(Extracted data entries)
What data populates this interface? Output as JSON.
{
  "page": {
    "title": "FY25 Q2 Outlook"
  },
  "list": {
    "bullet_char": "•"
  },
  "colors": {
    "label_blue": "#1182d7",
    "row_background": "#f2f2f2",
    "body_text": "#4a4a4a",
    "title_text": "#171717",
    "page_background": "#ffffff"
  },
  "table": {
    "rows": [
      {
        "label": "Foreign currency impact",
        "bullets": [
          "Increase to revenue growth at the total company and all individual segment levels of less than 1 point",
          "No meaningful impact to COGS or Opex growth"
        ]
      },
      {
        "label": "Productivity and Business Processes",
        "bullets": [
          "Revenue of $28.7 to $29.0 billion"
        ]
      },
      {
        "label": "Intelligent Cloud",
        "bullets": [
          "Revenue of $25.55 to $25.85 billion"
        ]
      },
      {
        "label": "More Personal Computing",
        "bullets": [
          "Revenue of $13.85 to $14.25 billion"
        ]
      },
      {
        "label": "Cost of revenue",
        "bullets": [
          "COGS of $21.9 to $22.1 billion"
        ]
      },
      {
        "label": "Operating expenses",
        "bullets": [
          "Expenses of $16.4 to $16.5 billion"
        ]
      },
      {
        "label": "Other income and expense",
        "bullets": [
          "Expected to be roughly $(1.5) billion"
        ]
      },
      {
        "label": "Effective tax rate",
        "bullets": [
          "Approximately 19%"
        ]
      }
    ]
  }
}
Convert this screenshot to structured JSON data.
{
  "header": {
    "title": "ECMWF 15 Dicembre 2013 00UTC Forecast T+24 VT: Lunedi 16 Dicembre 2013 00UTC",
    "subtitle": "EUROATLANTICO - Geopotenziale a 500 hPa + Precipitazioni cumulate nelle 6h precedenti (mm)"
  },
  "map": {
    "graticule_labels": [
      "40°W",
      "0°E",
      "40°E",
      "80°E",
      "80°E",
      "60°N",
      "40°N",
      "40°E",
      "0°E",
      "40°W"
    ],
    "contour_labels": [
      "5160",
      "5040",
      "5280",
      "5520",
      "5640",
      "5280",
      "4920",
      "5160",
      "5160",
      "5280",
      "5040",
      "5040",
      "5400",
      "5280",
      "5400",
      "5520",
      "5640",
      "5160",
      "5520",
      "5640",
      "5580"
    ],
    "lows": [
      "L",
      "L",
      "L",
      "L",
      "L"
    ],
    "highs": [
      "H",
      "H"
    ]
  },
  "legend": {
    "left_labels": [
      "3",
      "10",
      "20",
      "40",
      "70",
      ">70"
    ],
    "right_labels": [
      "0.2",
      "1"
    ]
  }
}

### Instructions to follow
Using the material above, copy every line in which the string "billion" occurs.

### Response to this exercise
          "Revenue of $28.7 to $29.0 billion"
          "Revenue of $25.55 to $25.85 billion"
          "Revenue of $13.85 to $14.25 billion"
          "COGS of $21.9 to $22.1 billion"
          "Expenses of $16.4 to $16.5 billion"
          "Expected to be roughly $(1.5) billion"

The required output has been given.